Job: Convert the lines below into a two-column CSV with the header description,locations. Give each description its own row, with the description text in the first field and the positions listed after it in the second, each field quoted and with line breaks replaced by spaces.

——————————

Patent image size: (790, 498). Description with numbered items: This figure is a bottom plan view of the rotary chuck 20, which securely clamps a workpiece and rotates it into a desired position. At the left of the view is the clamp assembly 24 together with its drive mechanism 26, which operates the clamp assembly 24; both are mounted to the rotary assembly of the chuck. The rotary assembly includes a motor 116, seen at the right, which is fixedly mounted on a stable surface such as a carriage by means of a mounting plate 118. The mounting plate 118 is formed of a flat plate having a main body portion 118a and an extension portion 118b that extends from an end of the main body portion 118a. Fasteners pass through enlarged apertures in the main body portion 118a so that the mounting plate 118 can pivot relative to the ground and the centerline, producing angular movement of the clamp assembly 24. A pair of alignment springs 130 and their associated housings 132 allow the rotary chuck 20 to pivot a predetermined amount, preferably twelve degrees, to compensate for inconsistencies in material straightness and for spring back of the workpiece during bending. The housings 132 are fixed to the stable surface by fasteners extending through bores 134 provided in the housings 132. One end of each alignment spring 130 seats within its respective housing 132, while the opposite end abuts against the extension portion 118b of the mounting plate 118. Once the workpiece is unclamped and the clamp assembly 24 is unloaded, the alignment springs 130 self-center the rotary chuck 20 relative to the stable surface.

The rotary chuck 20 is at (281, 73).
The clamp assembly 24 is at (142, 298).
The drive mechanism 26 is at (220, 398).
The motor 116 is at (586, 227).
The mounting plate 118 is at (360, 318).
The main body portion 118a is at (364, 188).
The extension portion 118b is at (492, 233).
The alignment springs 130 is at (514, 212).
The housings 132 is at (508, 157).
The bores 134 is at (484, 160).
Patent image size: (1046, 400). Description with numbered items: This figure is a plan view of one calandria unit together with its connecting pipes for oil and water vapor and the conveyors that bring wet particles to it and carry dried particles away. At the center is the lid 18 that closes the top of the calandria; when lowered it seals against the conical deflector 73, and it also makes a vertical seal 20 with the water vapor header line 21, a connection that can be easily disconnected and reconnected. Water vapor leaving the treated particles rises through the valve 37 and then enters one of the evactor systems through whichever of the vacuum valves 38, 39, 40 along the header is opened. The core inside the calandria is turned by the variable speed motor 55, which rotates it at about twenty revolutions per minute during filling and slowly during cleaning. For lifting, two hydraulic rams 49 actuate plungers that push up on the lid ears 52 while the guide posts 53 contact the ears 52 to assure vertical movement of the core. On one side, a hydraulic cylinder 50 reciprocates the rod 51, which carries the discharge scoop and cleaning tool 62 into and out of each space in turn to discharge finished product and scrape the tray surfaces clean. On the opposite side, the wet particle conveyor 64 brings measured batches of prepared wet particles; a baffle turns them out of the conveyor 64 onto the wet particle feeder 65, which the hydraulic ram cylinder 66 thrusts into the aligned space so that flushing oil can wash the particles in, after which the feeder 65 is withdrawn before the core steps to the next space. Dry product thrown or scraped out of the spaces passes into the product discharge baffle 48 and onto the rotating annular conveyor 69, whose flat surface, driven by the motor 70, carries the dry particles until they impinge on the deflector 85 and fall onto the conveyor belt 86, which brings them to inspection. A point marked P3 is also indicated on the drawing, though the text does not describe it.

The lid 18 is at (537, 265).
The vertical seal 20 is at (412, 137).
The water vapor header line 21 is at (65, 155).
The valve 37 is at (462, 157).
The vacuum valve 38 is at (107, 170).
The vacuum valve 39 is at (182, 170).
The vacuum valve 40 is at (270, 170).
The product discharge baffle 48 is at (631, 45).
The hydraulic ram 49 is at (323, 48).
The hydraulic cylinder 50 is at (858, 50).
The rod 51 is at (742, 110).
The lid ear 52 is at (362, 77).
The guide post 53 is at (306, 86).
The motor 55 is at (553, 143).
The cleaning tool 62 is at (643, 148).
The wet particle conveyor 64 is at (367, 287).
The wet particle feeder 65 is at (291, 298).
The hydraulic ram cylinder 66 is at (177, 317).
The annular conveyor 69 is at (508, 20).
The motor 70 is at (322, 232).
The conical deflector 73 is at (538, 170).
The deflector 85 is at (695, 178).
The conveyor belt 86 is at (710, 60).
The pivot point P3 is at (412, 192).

——————————

Answer in full:
description,locations
"Patent image size: (790, 498). Description with numbered items: This figure is a bottom plan view of the rotary chuck 20, which securely clamps a workpiece and rotates it into a desired position. At the left of the view is the clamp assembly 24 together with its drive mechanism 26, which operates the clamp assembly 24; both are mounted to the rotary assembly of the chuck. The rotary assembly includes a motor 116, seen at the right, which is fixedly mounted on a stable surface such as a carriage by means of a mounting plate 118. The mounting plate 118 is formed of a flat plate having a main body portion 118a and an extension portion 118b that extends from an end of the main body portion 118a. Fasteners pass through enlarged apertures in the main body portion 118a so that the mounting plate 118 can pivot relative to the ground and the centerline, producing angular movement of the clamp assembly 24. A pair of alignment springs 130 and their associated housings 132 allow the rotary chuck 20 to pivot a predetermined amount, preferably twelve degrees, to compensate for inconsistencies in material straightness and for spring back of the workpiece during bending. The housings 132 are fixed to the stable surface by fasteners extending through bores 134 provided in the housings 132. One end of each alignment spring 130 seats within its respective housing 132, while the opposite end abuts against the extension portion 118b of the mounting plate 118. Once the workpiece is unclamped and the clamp assembly 24 is unloaded, the alignment springs 130 self-center the rotary chuck 20 relative to the stable surface.","The rotary chuck 20 is at (281, 73). The clamp assembly 24 is at (142, 298). The drive mechanism 26 is at (220, 398). The motor 116 is at (586, 227). The mounting plate 118 is at (360, 318). The main body portion 118a is at (364, 188). The extension portion 118b is at (492, 233). The alignment springs 130 is at (514, 212). The housings 132 is at (508, 157). The bores 134 is at (484, 160)."
"Patent image size: (1046, 400). Description with numbered items: This figure is a plan view of one calandria unit together with its connecting pipes for oil and water vapor and the conveyors that bring wet particles to it and carry dried particles away. At the center is the lid 18 that closes the top of the calandria; when lowered it seals against the conical deflector 73, and it also makes a vertical seal 20 with the water vapor header line 21, a connection that can be easily disconnected and reconnected. Water vapor leaving the treated particles rises through the valve 37 and then enters one of the evactor systems through whichever of the vacuum valves 38, 39, 40 along the header is opened. The core inside the calandria is turned by the variable speed motor 55, which rotates it at about twenty revolutions per minute during filling and slowly during cleaning. For lifting, two hydraulic rams 49 actuate plungers that push up on the lid ears 52 while the guide posts 53 contact the ears 52 to assure vertical movement of the core. On one side, a hydraulic cylinder 50 reciprocates the rod 51, which carries the discharge scoop and cleaning tool 62 into and out of each space in turn to discharge finished product and scrape the tray surfaces clean. On the opposite side, the wet particle conveyor 64 brings measured batches of prepared wet particles; a baffle turns them out of the conveyor 64 onto the wet particle feeder 65, which the hydraulic ram cylinder 66 thrusts into the aligned space so that flushing oil can wash the particles in, after which the feeder 65 is withdrawn before the core steps to the next space. Dry product thrown or scraped out of the spaces passes into the product discharge baffle 48 and onto the rotating annular conveyor 69, whose flat surface, driven by the motor 70, carries the dry particles until they impinge on the deflector 85 and fall onto the conveyor belt 86, which brings them to inspection. A point marked P3 is also indicated on the drawing, though the text does not describe it.","The lid 18 is at (537, 265). The vertical seal 20 is at (412, 137). The water vapor header line 21 is at (65, 155). The valve 37 is at (462, 157). The vacuum valve 38 is at (107, 170). The vacuum valve 39 is at (182, 170). The vacuum valve 40 is at (270, 170). The product discharge baffle 48 is at (631, 45). The hydraulic ram 49 is at (323, 48). The hydraulic cylinder 50 is at (858, 50). The rod 51 is at (742, 110). The lid ear 52 is at (362, 77). The guide post 53 is at (306, 86). The motor 55 is at (553, 143). The cleaning tool 62 is at (643, 148). The wet particle conveyor 64 is at (367, 287). The wet particle feeder 65 is at (291, 298). The hydraulic ram cylinder 66 is at (177, 317). The annular conveyor 69 is at (508, 20). The motor 70 is at (322, 232). The conical deflector 73 is at (538, 170). The deflector 85 is at (695, 178). The conveyor belt 86 is at (710, 60). The pivot point P3 is at (412, 192)."